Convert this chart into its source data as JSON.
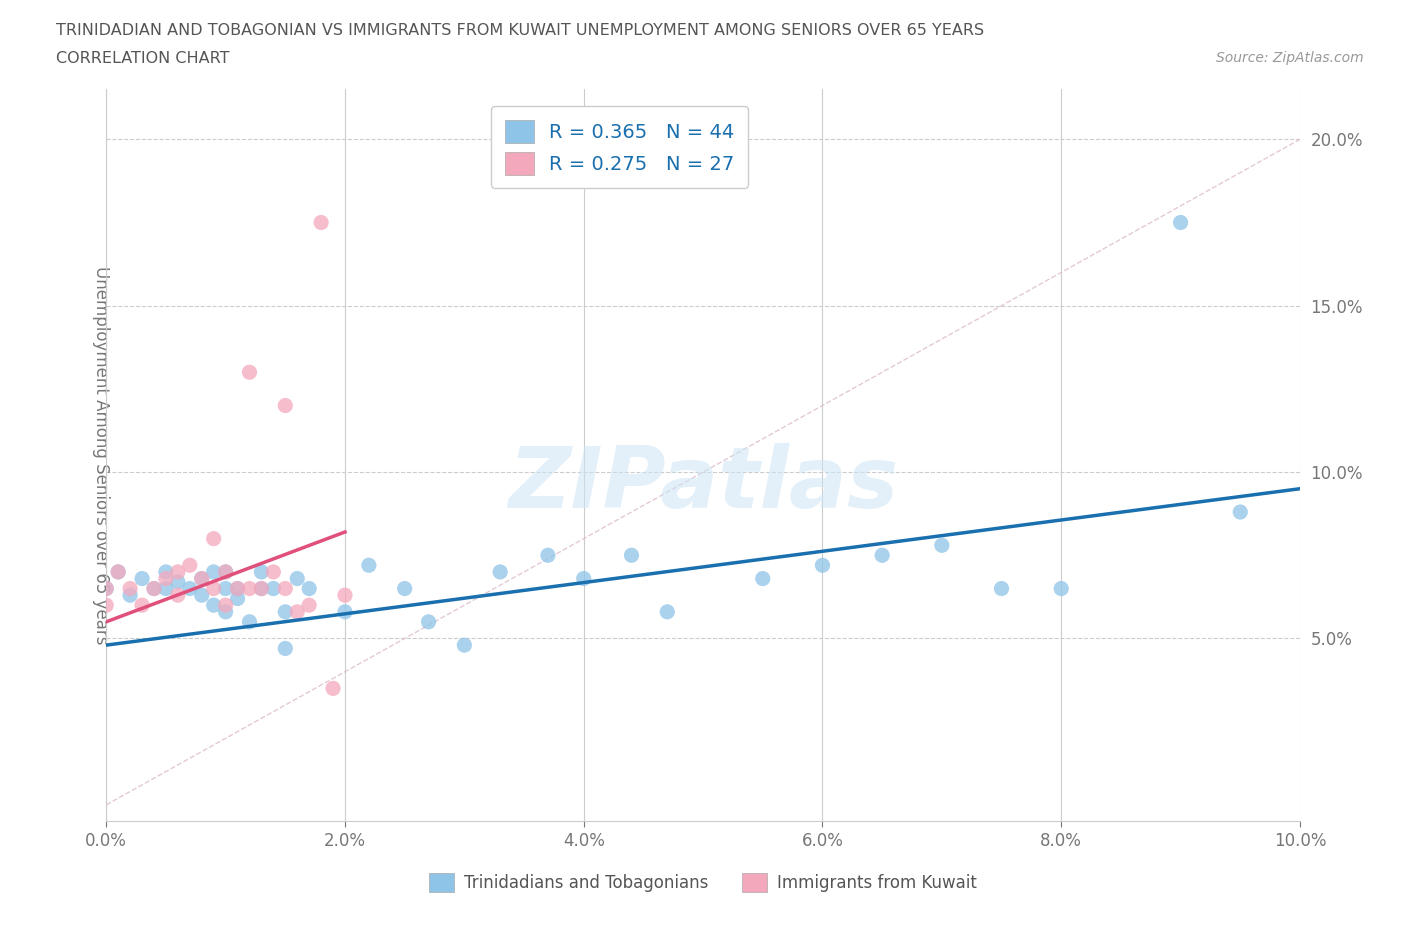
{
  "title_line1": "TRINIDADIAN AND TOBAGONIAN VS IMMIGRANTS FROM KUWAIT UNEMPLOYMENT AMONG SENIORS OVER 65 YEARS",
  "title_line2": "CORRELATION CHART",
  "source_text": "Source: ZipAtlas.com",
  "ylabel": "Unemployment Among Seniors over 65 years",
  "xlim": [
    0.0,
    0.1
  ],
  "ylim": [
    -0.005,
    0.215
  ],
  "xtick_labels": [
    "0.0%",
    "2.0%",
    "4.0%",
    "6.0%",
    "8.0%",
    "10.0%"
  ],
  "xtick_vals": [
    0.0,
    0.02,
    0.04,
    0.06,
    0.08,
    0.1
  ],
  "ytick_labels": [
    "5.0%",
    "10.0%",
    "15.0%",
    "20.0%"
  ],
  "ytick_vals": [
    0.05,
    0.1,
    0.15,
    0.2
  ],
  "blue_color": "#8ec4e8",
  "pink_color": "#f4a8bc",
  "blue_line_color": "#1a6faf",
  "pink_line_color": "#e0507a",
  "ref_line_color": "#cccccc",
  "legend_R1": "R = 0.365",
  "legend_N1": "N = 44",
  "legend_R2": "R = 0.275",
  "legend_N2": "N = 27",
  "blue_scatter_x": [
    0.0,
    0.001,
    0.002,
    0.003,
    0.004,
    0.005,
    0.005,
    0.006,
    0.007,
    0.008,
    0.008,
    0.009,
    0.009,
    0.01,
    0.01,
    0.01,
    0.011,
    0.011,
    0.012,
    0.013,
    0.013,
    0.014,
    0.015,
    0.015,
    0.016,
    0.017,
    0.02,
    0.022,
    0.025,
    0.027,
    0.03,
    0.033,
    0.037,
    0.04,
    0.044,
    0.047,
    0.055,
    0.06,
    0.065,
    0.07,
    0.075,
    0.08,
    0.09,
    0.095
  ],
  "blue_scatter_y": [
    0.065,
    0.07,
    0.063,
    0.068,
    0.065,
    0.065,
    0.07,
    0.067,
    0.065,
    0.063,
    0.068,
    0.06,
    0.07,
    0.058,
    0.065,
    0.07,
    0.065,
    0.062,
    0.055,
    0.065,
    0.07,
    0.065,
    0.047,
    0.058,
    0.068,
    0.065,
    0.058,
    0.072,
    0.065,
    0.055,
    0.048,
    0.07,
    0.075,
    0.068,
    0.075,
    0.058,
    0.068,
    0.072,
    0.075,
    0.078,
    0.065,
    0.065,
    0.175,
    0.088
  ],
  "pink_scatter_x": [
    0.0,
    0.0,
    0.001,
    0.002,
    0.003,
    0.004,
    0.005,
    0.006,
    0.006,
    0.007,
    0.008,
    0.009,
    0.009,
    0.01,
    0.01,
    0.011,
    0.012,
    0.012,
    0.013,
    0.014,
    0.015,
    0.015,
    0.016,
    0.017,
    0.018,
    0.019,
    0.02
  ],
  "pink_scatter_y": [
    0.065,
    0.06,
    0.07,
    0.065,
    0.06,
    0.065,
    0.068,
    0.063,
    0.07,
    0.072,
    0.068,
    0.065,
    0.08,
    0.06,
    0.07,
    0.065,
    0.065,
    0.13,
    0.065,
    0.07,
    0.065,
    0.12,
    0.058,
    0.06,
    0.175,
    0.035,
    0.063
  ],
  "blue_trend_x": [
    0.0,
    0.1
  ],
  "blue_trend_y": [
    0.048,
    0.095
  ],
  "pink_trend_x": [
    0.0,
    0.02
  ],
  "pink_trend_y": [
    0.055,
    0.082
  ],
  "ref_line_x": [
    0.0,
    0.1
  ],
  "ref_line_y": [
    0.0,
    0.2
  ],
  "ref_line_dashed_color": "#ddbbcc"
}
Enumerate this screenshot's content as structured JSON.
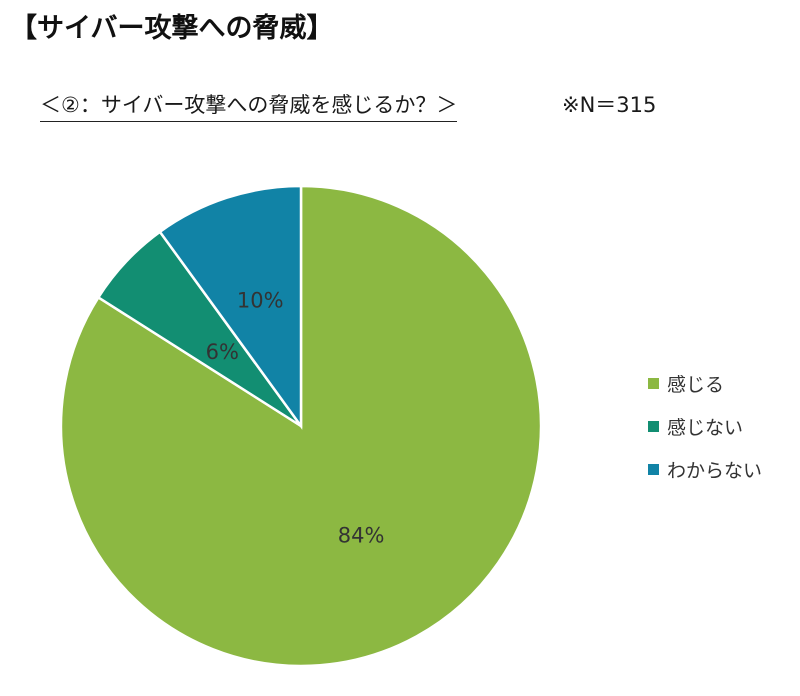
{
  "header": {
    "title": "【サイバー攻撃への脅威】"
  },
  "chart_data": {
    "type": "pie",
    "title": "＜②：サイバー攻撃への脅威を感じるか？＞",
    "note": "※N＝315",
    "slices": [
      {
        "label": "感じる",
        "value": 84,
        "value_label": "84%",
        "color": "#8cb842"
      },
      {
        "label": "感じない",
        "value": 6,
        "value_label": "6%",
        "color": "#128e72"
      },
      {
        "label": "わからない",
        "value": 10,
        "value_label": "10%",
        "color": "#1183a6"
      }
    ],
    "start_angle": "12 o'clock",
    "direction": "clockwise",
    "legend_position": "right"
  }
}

### WHAT IS ASKED
Take the lines from the one that contains "Enumerate this screenshot's" down to the last line of the listing above, both included, and set them down exactly, leaving out pictures.

### EXERCISE RESULT
Enumerate this screenshot's content as structured JSON.
{
  "header": {
    "title": "【サイバー攻撃への脅威】"
  },
  "chart_data": {
    "type": "pie",
    "title": "＜②：サイバー攻撃への脅威を感じるか？＞",
    "note": "※N＝315",
    "slices": [
      {
        "label": "感じる",
        "value": 84,
        "value_label": "84%",
        "color": "#8cb842"
      },
      {
        "label": "感じない",
        "value": 6,
        "value_label": "6%",
        "color": "#128e72"
      },
      {
        "label": "わからない",
        "value": 10,
        "value_label": "10%",
        "color": "#1183a6"
      }
    ],
    "start_angle": "12 o'clock",
    "direction": "clockwise",
    "legend_position": "right"
  }
}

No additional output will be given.